## Passage given
════════════════

Audio Editing by Following Instructions with Latent Diffusion Models

Abstract. Audio editing is applicable for various purposes, such as adding background sound effects, replacing a musical instrument, and repairing damaged audio. Recently, some diffusion-based methods achieved zero-shot audio editing by using a diffusion and denoising process conditioned on the text description of the output audio. However, these methods still have some problems: 1) they have not been trained on editing tasks and cannot ensure good editing effects; 2) they can erroneously modify audio segments that do not require editing; 3) they need a complete description of the output audio, which is not always available or necessary in practical scenarios. In this work, we propose AUDIT, an instruction-guided audio editing model based on latent diffusion models. Specifically, AUDIT has three main design features: 1) we construct triplet training data (instruction, input audio, output audio) for different audio editing tasks and train a diffusion model using instruction and input (to be edited) audio as conditions and generating output (edited) audio; 2) it can automatically learn to only modify segments that need to be edited by comparing the difference between the input and output audio; 3) it only needs edit instructions instead of full target audio descriptions as text input. AUDIT achieves state-of-the-art results in both objective and subjective metrics for several audio editing tasks (e.g., adding, dropping, replacement, inpainting, super-resolution).

════════════════

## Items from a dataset
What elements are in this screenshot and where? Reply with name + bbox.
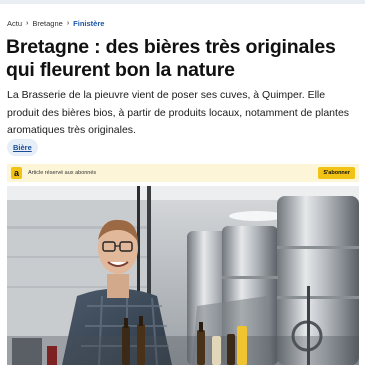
breadcrumb-item-actu[interactable]: Actu [7,19,22,29]
article-lead: La Brasserie de la pieuvre vient de pose… [7,89,350,136]
premium-notice: Article réservé aux abonnés [28,170,97,176]
chevron-right-icon: › [66,20,70,27]
article-title: Bretagne : des bières très originales qu… [6,36,336,81]
premium-banner: a Article réservé aux abonnés S'abonner [7,164,359,182]
chevron-right-icon: › [26,20,29,27]
breadcrumb-item-bretagne[interactable]: Bretagne [32,19,62,29]
subscriber-logo-icon: a [11,167,22,179]
top-banner-strip [0,0,365,4]
breadcrumb: Actu › Bretagne › Finistère [7,19,104,29]
tag-biere[interactable]: Bière [7,139,38,156]
article-photo [7,186,359,365]
breadcrumb-item-finistere[interactable]: Finistère [73,19,104,29]
subscribe-button[interactable]: S'abonner [318,167,355,179]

════════════════

## Given instruction
Extend the abstract on instruction-guided audio editing with latent diffusion models, picking up directly after its final sentence.

## Final result
AUDIT consists of a VAE, a T5 text encoder, and a diffusion network, and accepts the mel-spectrogram of the input audio and the edit instructions as conditional inputs and generates the edited audio as output.

Samples for Different Audio Editing Tasks

Instruction Input Audio Output Audio
Add a car horn honks several times loudly
Drop the sound of a woman talking
Replace laughter to trumpet
Perform Super-resolution

More Samples for Adding

The adding task is to add another sound event to the input audio. For instance, transforming an input audio with the caption "A baby is crying" into an output audio with the semantic information "A baby is crying while thundering in the background." It is important to note that the adding task should not only ensure that the generated output audio contains both the semantic content of the input audio and the newly added semantic content, but also that the content of the input audio should remain as unchanged as possible in the output audio.

Text Input Audio SDEdit (N=1/2T) SDEdit (N=1/4T) Ours
Add clip-clop of horse hooves
Add a motorboat speeding in the background
Add the sound of knocking in the middle
Add a bell in the beginning
Add a short sound of hi-hat in the end

More Samples for Dropping

The dropping task aims to remove one or more sound events from the input audio. For example, removing the sound event "dog barking" from an input audio with the caption "A man giving a speech while a dog barking" to an output audio with the semantic description "A man giving a speech".

Text Input Audio SDEdit (N=1/2T) SDEdit (N=1/4T) Ours
Drop the sound of a duck quacking in water
Drop the sound of dishes and pots and pans in the middle
Drop: pouring water
Drop people cheering
Drop a short firework explosion in the end

More Samples for Replacement

The replacement task aims to substitute one sound event in an input audio with another sound event. For example, replacing the sound event "bell ringing" with "fireworks" in an audio with the caption "the sound of gun shooting and bell ringing" results an output audio with the semantic description "the sound of gun shooting and bell ringing and fireworks".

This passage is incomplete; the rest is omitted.